• **WHAT THE TASK ASKS**
Your task is to repeat the listing exactly.
■ ■ ■ ■ ■
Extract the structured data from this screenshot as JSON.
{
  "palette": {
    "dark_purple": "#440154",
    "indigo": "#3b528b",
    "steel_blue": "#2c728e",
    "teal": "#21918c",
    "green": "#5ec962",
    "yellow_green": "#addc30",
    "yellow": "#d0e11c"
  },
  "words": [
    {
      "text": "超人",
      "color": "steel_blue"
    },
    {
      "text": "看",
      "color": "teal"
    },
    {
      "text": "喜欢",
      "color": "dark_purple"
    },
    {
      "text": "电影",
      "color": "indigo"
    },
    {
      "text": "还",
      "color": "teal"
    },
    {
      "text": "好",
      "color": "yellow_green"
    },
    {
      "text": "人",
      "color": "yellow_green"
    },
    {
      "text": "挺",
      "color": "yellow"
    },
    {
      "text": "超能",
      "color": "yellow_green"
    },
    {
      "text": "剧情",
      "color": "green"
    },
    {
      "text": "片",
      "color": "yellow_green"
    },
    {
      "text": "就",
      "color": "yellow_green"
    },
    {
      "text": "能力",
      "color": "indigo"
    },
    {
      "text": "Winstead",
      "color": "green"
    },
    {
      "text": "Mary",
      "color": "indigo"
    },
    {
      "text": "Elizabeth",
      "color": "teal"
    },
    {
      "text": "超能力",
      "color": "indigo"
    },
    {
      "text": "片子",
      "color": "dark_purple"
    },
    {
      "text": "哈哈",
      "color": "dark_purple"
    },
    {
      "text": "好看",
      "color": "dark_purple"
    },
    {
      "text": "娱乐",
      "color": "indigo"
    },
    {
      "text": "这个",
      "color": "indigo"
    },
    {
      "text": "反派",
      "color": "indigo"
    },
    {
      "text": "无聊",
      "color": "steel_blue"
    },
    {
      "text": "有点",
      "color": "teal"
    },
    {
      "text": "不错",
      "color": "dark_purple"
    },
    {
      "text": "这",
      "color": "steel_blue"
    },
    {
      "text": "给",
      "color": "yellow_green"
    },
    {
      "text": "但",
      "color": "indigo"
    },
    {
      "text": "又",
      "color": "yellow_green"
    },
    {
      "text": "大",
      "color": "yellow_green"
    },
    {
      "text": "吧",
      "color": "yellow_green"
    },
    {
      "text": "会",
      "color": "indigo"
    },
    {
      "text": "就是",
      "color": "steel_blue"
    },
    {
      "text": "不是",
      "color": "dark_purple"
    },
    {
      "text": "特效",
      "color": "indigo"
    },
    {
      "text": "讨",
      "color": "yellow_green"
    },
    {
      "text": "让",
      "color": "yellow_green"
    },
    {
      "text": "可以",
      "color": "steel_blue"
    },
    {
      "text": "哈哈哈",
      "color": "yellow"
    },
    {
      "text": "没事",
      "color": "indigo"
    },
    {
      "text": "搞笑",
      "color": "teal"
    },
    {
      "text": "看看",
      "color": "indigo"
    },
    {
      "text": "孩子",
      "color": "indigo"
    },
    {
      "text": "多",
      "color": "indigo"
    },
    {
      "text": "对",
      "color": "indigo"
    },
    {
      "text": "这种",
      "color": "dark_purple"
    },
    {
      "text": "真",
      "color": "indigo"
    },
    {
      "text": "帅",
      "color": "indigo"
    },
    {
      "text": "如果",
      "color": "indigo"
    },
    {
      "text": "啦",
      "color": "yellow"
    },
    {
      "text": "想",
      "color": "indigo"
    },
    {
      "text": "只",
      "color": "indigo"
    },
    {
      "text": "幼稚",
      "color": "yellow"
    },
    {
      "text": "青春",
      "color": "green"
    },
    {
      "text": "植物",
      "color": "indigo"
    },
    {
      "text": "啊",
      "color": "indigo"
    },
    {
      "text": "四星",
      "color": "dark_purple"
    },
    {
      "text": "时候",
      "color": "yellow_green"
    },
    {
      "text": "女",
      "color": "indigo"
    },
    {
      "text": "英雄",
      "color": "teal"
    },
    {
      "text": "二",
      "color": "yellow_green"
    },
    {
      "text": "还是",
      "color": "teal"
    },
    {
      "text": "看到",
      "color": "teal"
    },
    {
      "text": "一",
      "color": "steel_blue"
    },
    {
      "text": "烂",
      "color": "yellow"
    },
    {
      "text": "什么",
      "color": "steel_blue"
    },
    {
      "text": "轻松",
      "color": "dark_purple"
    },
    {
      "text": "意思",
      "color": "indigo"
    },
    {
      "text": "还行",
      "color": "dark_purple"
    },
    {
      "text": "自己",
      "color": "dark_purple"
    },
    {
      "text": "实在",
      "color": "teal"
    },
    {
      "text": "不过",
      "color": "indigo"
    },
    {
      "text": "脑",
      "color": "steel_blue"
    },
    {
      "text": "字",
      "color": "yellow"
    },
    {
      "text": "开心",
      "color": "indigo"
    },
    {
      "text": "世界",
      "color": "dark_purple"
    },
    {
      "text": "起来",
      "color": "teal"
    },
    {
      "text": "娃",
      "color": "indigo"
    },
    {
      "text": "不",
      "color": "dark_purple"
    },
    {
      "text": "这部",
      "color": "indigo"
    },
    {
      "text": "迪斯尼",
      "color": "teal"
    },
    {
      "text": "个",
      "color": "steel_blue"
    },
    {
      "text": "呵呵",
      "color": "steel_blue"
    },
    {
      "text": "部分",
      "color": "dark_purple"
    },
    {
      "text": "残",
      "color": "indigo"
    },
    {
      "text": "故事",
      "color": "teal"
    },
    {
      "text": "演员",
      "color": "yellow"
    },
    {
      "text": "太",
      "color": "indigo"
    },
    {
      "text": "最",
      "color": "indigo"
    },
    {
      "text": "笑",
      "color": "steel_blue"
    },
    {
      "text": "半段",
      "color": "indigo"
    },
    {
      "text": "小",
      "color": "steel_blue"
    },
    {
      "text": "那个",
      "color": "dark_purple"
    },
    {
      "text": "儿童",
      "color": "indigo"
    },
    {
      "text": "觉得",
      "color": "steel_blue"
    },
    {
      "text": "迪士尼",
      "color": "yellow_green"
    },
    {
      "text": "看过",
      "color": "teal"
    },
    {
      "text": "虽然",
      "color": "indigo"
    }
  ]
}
■ ■ ■ ■ ■
• **COMPLETE RESPONSE**
Extract the structured data from this screenshot as JSON.
{
  "palette": {
    "dark_purple": "#440154",
    "indigo": "#3b528b",
    "steel_blue": "#2c728e",
    "teal": "#21918c",
    "green": "#5ec962",
    "yellow_green": "#addc30",
    "yellow": "#d0e11c"
  },
  "words": [
    {
      "text": "超人",
      "color": "steel_blue"
    },
    {
      "text": "看",
      "color": "teal"
    },
    {
      "text": "喜欢",
      "color": "dark_purple"
    },
    {
      "text": "电影",
      "color": "indigo"
    },
    {
      "text": "还",
      "color": "teal"
    },
    {
      "text": "好",
      "color": "yellow_green"
    },
    {
      "text": "人",
      "color": "yellow_green"
    },
    {
      "text": "挺",
      "color": "yellow"
    },
    {
      "text": "超能",
      "color": "yellow_green"
    },
    {
      "text": "剧情",
      "color": "green"
    },
    {
      "text": "片",
      "color": "yellow_green"
    },
    {
      "text": "就",
      "color": "yellow_green"
    },
    {
      "text": "能力",
      "color": "indigo"
    },
    {
      "text": "Winstead",
      "color": "green"
    },
    {
      "text": "Mary",
      "color": "indigo"
    },
    {
      "text": "Elizabeth",
      "color": "teal"
    },
    {
      "text": "超能力",
      "color": "indigo"
    },
    {
      "text": "片子",
      "color": "dark_purple"
    },
    {
      "text": "哈哈",
      "color": "dark_purple"
    },
    {
      "text": "好看",
      "color": "dark_purple"
    },
    {
      "text": "娱乐",
      "color": "indigo"
    },
    {
      "text": "这个",
      "color": "indigo"
    },
    {
      "text": "反派",
      "color": "indigo"
    },
    {
      "text": "无聊",
      "color": "steel_blue"
    },
    {
      "text": "有点",
      "color": "teal"
    },
    {
      "text": "不错",
      "color": "dark_purple"
    },
    {
      "text": "这",
      "color": "steel_blue"
    },
    {
      "text": "给",
      "color": "yellow_green"
    },
    {
      "text": "但",
      "color": "indigo"
    },
    {
      "text": "又",
      "color": "yellow_green"
    },
    {
      "text": "大",
      "color": "yellow_green"
    },
    {
      "text": "吧",
      "color": "yellow_green"
    },
    {
      "text": "会",
      "color": "indigo"
    },
    {
      "text": "就是",
      "color": "steel_blue"
    },
    {
      "text": "不是",
      "color": "dark_purple"
    },
    {
      "text": "特效",
      "color": "indigo"
    },
    {
      "text": "讨",
      "color": "yellow_green"
    },
    {
      "text": "让",
      "color": "yellow_green"
    },
    {
      "text": "可以",
      "color": "steel_blue"
    },
    {
      "text": "哈哈哈",
      "color": "yellow"
    },
    {
      "text": "没事",
      "color": "indigo"
    },
    {
      "text": "搞笑",
      "color": "teal"
    },
    {
      "text": "看看",
      "color": "indigo"
    },
    {
      "text": "孩子",
      "color": "indigo"
    },
    {
      "text": "多",
      "color": "indigo"
    },
    {
      "text": "对",
      "color": "indigo"
    },
    {
      "text": "这种",
      "color": "dark_purple"
    },
    {
      "text": "真",
      "color": "indigo"
    },
    {
      "text": "帅",
      "color": "indigo"
    },
    {
      "text": "如果",
      "color": "indigo"
    },
    {
      "text": "啦",
      "color": "yellow"
    },
    {
      "text": "想",
      "color": "indigo"
    },
    {
      "text": "只",
      "color": "indigo"
    },
    {
      "text": "幼稚",
      "color": "yellow"
    },
    {
      "text": "青春",
      "color": "green"
    },
    {
      "text": "植物",
      "color": "indigo"
    },
    {
      "text": "啊",
      "color": "indigo"
    },
    {
      "text": "四星",
      "color": "dark_purple"
    },
    {
      "text": "时候",
      "color": "yellow_green"
    },
    {
      "text": "女",
      "color": "indigo"
    },
    {
      "text": "英雄",
      "color": "teal"
    },
    {
      "text": "二",
      "color": "yellow_green"
    },
    {
      "text": "还是",
      "color": "teal"
    },
    {
      "text": "看到",
      "color": "teal"
    },
    {
      "text": "一",
      "color": "steel_blue"
    },
    {
      "text": "烂",
      "color": "yellow"
    },
    {
      "text": "什么",
      "color": "steel_blue"
    },
    {
      "text": "轻松",
      "color": "dark_purple"
    },
    {
      "text": "意思",
      "color": "indigo"
    },
    {
      "text": "还行",
      "color": "dark_purple"
    },
    {
      "text": "自己",
      "color": "dark_purple"
    },
    {
      "text": "实在",
      "color": "teal"
    },
    {
      "text": "不过",
      "color": "indigo"
    },
    {
      "text": "脑",
      "color": "steel_blue"
    },
    {
      "text": "字",
      "color": "yellow"
    },
    {
      "text": "开心",
      "color": "indigo"
    },
    {
      "text": "世界",
      "color": "dark_purple"
    },
    {
      "text": "起来",
      "color": "teal"
    },
    {
      "text": "娃",
      "color": "indigo"
    },
    {
      "text": "不",
      "color": "dark_purple"
    },
    {
      "text": "这部",
      "color": "indigo"
    },
    {
      "text": "迪斯尼",
      "color": "teal"
    },
    {
      "text": "个",
      "color": "steel_blue"
    },
    {
      "text": "呵呵",
      "color": "steel_blue"
    },
    {
      "text": "部分",
      "color": "dark_purple"
    },
    {
      "text": "残",
      "color": "indigo"
    },
    {
      "text": "故事",
      "color": "teal"
    },
    {
      "text": "演员",
      "color": "yellow"
    },
    {
      "text": "太",
      "color": "indigo"
    },
    {
      "text": "最",
      "color": "indigo"
    },
    {
      "text": "笑",
      "color": "steel_blue"
    },
    {
      "text": "半段",
      "color": "indigo"
    },
    {
      "text": "小",
      "color": "steel_blue"
    },
    {
      "text": "那个",
      "color": "dark_purple"
    },
    {
      "text": "儿童",
      "color": "indigo"
    },
    {
      "text": "觉得",
      "color": "steel_blue"
    },
    {
      "text": "迪士尼",
      "color": "yellow_green"
    },
    {
      "text": "看过",
      "color": "teal"
    },
    {
      "text": "虽然",
      "color": "indigo"
    }
  ]
}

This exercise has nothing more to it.